Não há mais o que piorar. O Brasil está em uma situação imaginável. Todo mundo é ladrão, o presidente da República não governa. O país não tem presidente, não tem governo. O Michel Temer não tem condição de ser prefeito de Porecatu. É incompetente. E a corrupção continua de forma violenta.

Afastado há anos do poder, o legado familiar de Paulo Pimentel na política continua — o vice-prefeito de Curitiba, Eduardo Pimentel, é neto dele. Hoje, o nonagenário se dedica à vida de agricultor, como ele mesmo se denomina, e claramente ama o que faz — ele se delicia descrevendo minuciosamente o processo de plantio da soja, por exemplo.

Possui ao total oito fazendas (“quase mil alqueires de terra”, diz), uma delas recém comprada. Se ocupa entre a administração dos negócios, incluindo os imóveis que aluga para a Rede Massa, e os cuidados com a saúde, que incluem exercícios diários e visitas recorrentes aos médicos para exames. “Eu luto pela minha sobrevivência. Eu sei que a vida vai terminar um dia. Mas como meu raciocínio é absolutamente perfeito, eu sei que vou um pouco mais longe. E eu pretendo viver mais uns dez anos.” Que ninguém duvide.

*Tarefa:*
Responda com base no trecho acima:
1. Que cargo ocupa Eduardo Pimentel, neto de Paulo Pimentel?
2. Quantas fazendas Paulo Pimentel possui ao todo?
3. Por quantos anos mais ele pretende viver?

*Dados fornecidos:*
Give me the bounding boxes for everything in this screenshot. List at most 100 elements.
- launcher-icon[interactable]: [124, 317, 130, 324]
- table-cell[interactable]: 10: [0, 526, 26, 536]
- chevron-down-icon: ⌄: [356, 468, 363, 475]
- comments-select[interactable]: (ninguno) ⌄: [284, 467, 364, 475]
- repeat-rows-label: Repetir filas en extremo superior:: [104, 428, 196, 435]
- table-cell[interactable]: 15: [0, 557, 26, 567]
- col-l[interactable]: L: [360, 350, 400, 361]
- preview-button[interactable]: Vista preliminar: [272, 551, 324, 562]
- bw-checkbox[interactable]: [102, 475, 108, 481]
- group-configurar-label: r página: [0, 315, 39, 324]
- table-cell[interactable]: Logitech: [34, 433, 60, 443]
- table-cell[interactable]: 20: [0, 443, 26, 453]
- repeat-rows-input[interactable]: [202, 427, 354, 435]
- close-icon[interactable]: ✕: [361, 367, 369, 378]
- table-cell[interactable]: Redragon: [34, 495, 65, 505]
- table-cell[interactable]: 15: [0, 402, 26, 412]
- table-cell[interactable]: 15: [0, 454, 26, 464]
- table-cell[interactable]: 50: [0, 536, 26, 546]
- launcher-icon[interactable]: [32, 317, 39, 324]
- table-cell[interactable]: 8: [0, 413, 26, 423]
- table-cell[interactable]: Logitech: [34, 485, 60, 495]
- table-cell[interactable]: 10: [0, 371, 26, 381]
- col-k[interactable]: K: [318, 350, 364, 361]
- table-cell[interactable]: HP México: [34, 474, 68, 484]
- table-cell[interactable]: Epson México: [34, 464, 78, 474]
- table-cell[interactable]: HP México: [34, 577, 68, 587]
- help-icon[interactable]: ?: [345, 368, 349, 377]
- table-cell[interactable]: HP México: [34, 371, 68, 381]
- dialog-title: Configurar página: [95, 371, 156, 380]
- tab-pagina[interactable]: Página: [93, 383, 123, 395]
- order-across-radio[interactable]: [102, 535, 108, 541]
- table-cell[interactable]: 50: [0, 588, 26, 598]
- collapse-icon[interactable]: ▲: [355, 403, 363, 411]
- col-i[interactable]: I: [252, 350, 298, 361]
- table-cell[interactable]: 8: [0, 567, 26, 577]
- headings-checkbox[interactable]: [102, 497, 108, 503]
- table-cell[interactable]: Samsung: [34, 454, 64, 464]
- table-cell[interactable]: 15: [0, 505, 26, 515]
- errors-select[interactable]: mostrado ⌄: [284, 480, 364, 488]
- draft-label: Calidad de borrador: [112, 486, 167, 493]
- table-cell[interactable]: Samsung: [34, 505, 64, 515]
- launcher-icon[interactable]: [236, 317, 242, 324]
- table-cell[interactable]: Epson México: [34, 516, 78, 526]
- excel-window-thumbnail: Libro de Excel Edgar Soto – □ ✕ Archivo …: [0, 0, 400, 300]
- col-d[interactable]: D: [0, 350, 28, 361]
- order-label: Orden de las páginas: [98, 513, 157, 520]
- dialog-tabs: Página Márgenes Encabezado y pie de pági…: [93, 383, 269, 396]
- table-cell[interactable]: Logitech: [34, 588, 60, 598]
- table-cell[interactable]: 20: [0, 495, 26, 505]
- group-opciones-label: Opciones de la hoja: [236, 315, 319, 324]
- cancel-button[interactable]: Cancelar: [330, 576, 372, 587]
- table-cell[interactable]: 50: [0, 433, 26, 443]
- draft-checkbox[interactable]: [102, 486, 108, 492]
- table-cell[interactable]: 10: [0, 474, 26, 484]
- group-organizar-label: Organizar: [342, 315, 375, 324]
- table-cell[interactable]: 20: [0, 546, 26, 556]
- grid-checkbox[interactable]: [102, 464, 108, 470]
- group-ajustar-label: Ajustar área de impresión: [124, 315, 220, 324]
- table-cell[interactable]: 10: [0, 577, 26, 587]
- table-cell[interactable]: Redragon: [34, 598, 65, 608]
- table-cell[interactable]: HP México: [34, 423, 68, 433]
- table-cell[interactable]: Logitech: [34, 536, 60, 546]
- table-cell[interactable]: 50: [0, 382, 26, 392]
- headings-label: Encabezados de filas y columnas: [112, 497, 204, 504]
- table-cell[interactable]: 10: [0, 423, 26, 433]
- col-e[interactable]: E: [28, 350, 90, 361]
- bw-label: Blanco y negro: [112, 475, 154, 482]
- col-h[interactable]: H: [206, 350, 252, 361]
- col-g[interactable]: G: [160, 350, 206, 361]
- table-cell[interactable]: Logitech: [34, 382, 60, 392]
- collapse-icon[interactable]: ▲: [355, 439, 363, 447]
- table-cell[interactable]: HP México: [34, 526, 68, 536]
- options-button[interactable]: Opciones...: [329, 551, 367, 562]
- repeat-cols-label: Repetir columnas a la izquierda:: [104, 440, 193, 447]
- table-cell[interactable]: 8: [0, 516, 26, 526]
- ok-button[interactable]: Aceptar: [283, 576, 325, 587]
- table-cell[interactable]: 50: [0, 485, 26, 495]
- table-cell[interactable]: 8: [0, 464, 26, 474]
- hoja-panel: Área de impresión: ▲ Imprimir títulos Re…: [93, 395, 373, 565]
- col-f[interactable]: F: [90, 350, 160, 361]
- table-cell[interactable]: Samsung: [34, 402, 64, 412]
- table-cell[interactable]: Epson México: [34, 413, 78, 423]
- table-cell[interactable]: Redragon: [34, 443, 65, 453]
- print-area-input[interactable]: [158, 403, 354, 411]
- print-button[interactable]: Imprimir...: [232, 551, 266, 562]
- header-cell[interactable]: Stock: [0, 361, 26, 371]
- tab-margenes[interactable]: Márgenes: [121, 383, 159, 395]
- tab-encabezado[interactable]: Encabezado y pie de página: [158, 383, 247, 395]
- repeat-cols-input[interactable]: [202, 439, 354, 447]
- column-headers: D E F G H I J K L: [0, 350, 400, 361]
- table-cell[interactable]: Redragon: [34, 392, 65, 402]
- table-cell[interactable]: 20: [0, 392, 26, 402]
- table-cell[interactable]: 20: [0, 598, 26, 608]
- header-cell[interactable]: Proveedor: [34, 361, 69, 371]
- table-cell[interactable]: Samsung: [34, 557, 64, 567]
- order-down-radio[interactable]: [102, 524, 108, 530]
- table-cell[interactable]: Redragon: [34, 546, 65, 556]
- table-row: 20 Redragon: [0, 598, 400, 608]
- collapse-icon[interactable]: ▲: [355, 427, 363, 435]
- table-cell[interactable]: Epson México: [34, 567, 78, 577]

*Resposta:*
1. Vice-prefeito de Curitiba.
2. Oito.
3. Mais uns dez anos.